What the task asks
Output the records. Match them exactly.

────────────────────

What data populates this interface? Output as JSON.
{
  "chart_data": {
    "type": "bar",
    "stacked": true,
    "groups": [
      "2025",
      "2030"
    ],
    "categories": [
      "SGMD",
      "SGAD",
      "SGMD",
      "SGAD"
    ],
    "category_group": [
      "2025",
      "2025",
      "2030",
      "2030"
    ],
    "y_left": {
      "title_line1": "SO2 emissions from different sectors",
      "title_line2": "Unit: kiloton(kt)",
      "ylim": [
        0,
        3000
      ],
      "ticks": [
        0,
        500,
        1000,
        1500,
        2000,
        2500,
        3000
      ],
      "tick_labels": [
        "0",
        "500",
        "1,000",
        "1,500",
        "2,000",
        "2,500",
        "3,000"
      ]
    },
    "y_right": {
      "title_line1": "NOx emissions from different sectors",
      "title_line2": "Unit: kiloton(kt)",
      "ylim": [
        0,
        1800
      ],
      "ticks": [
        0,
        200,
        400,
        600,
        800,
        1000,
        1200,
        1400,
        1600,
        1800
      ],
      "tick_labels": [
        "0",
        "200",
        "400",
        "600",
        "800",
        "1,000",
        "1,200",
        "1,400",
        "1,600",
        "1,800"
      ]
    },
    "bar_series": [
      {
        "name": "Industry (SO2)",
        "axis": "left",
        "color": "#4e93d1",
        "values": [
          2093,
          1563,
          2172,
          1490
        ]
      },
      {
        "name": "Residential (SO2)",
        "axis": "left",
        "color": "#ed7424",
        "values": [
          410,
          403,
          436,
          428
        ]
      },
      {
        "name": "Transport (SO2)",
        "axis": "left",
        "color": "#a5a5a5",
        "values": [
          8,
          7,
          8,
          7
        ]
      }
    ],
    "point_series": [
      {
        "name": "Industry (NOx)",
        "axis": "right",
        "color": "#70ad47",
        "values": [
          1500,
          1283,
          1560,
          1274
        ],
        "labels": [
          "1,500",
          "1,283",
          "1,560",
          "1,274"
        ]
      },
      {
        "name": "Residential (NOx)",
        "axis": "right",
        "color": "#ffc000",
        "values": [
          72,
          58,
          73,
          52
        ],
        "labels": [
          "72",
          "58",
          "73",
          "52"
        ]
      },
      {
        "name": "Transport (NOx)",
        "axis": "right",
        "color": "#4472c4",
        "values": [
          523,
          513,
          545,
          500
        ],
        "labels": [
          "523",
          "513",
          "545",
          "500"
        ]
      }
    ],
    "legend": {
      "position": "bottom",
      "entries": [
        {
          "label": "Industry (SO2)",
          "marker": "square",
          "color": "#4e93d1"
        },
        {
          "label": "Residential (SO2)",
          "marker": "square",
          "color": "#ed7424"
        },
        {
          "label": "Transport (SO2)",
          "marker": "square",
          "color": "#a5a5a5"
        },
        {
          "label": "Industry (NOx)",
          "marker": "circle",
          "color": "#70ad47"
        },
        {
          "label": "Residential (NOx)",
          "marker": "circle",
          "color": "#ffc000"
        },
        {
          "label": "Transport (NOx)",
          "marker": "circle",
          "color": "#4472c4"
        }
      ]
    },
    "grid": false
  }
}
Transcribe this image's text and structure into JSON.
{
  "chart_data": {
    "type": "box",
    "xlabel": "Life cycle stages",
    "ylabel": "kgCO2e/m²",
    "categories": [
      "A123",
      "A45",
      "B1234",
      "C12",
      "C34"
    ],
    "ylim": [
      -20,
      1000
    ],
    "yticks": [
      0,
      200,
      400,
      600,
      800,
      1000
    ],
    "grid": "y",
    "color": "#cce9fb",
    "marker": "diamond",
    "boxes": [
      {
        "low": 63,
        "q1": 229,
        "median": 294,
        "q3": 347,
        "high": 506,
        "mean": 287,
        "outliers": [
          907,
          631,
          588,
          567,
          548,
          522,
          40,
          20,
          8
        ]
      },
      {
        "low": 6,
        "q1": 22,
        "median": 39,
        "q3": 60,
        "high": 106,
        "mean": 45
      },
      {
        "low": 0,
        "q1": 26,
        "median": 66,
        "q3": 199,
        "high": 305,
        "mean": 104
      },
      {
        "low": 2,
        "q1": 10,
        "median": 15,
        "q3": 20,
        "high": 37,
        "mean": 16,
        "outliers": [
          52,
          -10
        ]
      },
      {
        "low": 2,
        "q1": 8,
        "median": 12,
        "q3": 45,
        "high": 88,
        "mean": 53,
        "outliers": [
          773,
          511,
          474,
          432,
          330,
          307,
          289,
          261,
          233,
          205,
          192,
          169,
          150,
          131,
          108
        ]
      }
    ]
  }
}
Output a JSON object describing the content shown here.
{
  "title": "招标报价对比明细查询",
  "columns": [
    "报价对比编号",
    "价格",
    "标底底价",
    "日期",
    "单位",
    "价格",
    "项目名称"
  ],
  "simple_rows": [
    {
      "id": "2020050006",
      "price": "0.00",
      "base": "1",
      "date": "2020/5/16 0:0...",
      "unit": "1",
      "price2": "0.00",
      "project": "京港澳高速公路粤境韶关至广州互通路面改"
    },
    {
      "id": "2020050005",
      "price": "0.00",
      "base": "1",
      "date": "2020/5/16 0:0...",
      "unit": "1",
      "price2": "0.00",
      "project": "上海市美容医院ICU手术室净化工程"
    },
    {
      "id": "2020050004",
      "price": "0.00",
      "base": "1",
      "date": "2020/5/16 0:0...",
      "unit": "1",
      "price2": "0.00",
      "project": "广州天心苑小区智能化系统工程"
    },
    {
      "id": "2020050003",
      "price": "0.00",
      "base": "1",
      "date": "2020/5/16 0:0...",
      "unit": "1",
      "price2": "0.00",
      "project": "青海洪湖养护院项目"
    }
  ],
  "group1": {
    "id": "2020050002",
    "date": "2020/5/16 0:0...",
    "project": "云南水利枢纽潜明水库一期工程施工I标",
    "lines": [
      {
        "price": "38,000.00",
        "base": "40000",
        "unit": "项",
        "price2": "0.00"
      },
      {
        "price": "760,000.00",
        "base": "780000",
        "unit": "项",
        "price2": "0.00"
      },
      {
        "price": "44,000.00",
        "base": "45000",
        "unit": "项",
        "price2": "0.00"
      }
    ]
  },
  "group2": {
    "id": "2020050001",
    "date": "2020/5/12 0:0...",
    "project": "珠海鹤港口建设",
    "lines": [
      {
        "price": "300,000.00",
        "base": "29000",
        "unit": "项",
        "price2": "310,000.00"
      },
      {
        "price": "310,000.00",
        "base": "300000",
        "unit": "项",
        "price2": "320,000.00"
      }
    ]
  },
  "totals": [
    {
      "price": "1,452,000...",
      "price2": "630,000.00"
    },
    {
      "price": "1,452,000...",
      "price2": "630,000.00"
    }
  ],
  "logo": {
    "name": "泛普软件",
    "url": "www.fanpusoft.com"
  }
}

────────────────────

Exercise result
What data populates this interface? Output as JSON.
{
  "chart_data": {
    "type": "bar",
    "stacked": true,
    "groups": [
      "2025",
      "2030"
    ],
    "categories": [
      "SGMD",
      "SGAD",
      "SGMD",
      "SGAD"
    ],
    "category_group": [
      "2025",
      "2025",
      "2030",
      "2030"
    ],
    "y_left": {
      "title_line1": "SO2 emissions from different sectors",
      "title_line2": "Unit: kiloton(kt)",
      "ylim": [
        0,
        3000
      ],
      "ticks": [
        0,
        500,
        1000,
        1500,
        2000,
        2500,
        3000
      ],
      "tick_labels": [
        "0",
        "500",
        "1,000",
        "1,500",
        "2,000",
        "2,500",
        "3,000"
      ]
    },
    "y_right": {
      "title_line1": "NOx emissions from different sectors",
      "title_line2": "Unit: kiloton(kt)",
      "ylim": [
        0,
        1800
      ],
      "ticks": [
        0,
        200,
        400,
        600,
        800,
        1000,
        1200,
        1400,
        1600,
        1800
      ],
      "tick_labels": [
        "0",
        "200",
        "400",
        "600",
        "800",
        "1,000",
        "1,200",
        "1,400",
        "1,600",
        "1,800"
      ]
    },
    "bar_series": [
      {
        "name": "Industry (SO2)",
        "axis": "left",
        "color": "#4e93d1",
        "values": [
          2093,
          1563,
          2172,
          1490
        ]
      },
      {
        "name": "Residential (SO2)",
        "axis": "left",
        "color": "#ed7424",
        "values": [
          410,
          403,
          436,
          428
        ]
      },
      {
        "name": "Transport (SO2)",
        "axis": "left",
        "color": "#a5a5a5",
        "values": [
          8,
          7,
          8,
          7
        ]
      }
    ],
    "point_series": [
      {
        "name": "Industry (NOx)",
        "axis": "right",
        "color": "#70ad47",
        "values": [
          1500,
          1283,
          1560,
          1274
        ],
        "labels": [
          "1,500",
          "1,283",
          "1,560",
          "1,274"
        ]
      },
      {
        "name": "Residential (NOx)",
        "axis": "right",
        "color": "#ffc000",
        "values": [
          72,
          58,
          73,
          52
        ],
        "labels": [
          "72",
          "58",
          "73",
          "52"
        ]
      },
      {
        "name": "Transport (NOx)",
        "axis": "right",
        "color": "#4472c4",
        "values": [
          523,
          513,
          545,
          500
        ],
        "labels": [
          "523",
          "513",
          "545",
          "500"
        ]
      }
    ],
    "legend": {
      "position": "bottom",
      "entries": [
        {
          "label": "Industry (SO2)",
          "marker": "square",
          "color": "#4e93d1"
        },
        {
          "label": "Residential (SO2)",
          "marker": "square",
          "color": "#ed7424"
        },
        {
          "label": "Transport (SO2)",
          "marker": "square",
          "color": "#a5a5a5"
        },
        {
          "label": "Industry (NOx)",
          "marker": "circle",
          "color": "#70ad47"
        },
        {
          "label": "Residential (NOx)",
          "marker": "circle",
          "color": "#ffc000"
        },
        {
          "label": "Transport (NOx)",
          "marker": "circle",
          "color": "#4472c4"
        }
      ]
    },
    "grid": false
  }
}
Transcribe this image's text and structure into JSON.
{
  "chart_data": {
    "type": "box",
    "xlabel": "Life cycle stages",
    "ylabel": "kgCO2e/m²",
    "categories": [
      "A123",
      "A45",
      "B1234",
      "C12",
      "C34"
    ],
    "ylim": [
      -20,
      1000
    ],
    "yticks": [
      0,
      200,
      400,
      600,
      800,
      1000
    ],
    "grid": "y",
    "color": "#cce9fb",
    "marker": "diamond",
    "boxes": [
      {
        "low": 63,
        "q1": 229,
        "median": 294,
        "q3": 347,
        "high": 506,
        "mean": 287,
        "outliers": [
          907,
          631,
          588,
          567,
          548,
          522,
          40,
          20,
          8
        ]
      },
      {
        "low": 6,
        "q1": 22,
        "median": 39,
        "q3": 60,
        "high": 106,
        "mean": 45
      },
      {
        "low": 0,
        "q1": 26,
        "median": 66,
        "q3": 199,
        "high": 305,
        "mean": 104
      },
      {
        "low": 2,
        "q1": 10,
        "median": 15,
        "q3": 20,
        "high": 37,
        "mean": 16,
        "outliers": [
          52,
          -10
        ]
      },
      {
        "low": 2,
        "q1": 8,
        "median": 12,
        "q3": 45,
        "high": 88,
        "mean": 53,
        "outliers": [
          773,
          511,
          474,
          432,
          330,
          307,
          289,
          261,
          233,
          205,
          192,
          169,
          150,
          131,
          108
        ]
      }
    ]
  }
}
Output a JSON object describing the content shown here.
{
  "title": "招标报价对比明细查询",
  "columns": [
    "报价对比编号",
    "价格",
    "标底底价",
    "日期",
    "单位",
    "价格",
    "项目名称"
  ],
  "simple_rows": [
    {
      "id": "2020050006",
      "price": "0.00",
      "base": "1",
      "date": "2020/5/16 0:0...",
      "unit": "1",
      "price2": "0.00",
      "project": "京港澳高速公路粤境韶关至广州互通路面改"
    },
    {
      "id": "2020050005",
      "price": "0.00",
      "base": "1",
      "date": "2020/5/16 0:0...",
      "unit": "1",
      "price2": "0.00",
      "project": "上海市美容医院ICU手术室净化工程"
    },
    {
      "id": "2020050004",
      "price": "0.00",
      "base": "1",
      "date": "2020/5/16 0:0...",
      "unit": "1",
      "price2": "0.00",
      "project": "广州天心苑小区智能化系统工程"
    },
    {
      "id": "2020050003",
      "price": "0.00",
      "base": "1",
      "date": "2020/5/16 0:0...",
      "unit": "1",
      "price2": "0.00",
      "project": "青海洪湖养护院项目"
    }
  ],
  "group1": {
    "id": "2020050002",
    "date": "2020/5/16 0:0...",
    "project": "云南水利枢纽潜明水库一期工程施工I标",
    "lines": [
      {
        "price": "38,000.00",
        "base": "40000",
        "unit": "项",
        "price2": "0.00"
      },
      {
        "price": "760,000.00",
        "base": "780000",
        "unit": "项",
        "price2": "0.00"
      },
      {
        "price": "44,000.00",
        "base": "45000",
        "unit": "项",
        "price2": "0.00"
      }
    ]
  },
  "group2": {
    "id": "2020050001",
    "date": "2020/5/12 0:0...",
    "project": "珠海鹤港口建设",
    "lines": [
      {
        "price": "300,000.00",
        "base": "29000",
        "unit": "项",
        "price2": "310,000.00"
      },
      {
        "price": "310,000.00",
        "base": "300000",
        "unit": "项",
        "price2": "320,000.00"
      }
    ]
  },
  "totals": [
    {
      "price": "1,452,000...",
      "price2": "630,000.00"
    },
    {
      "price": "1,452,000...",
      "price2": "630,000.00"
    }
  ],
  "logo": {
    "name": "泛普软件",
    "url": "www.fanpusoft.com"
  }
}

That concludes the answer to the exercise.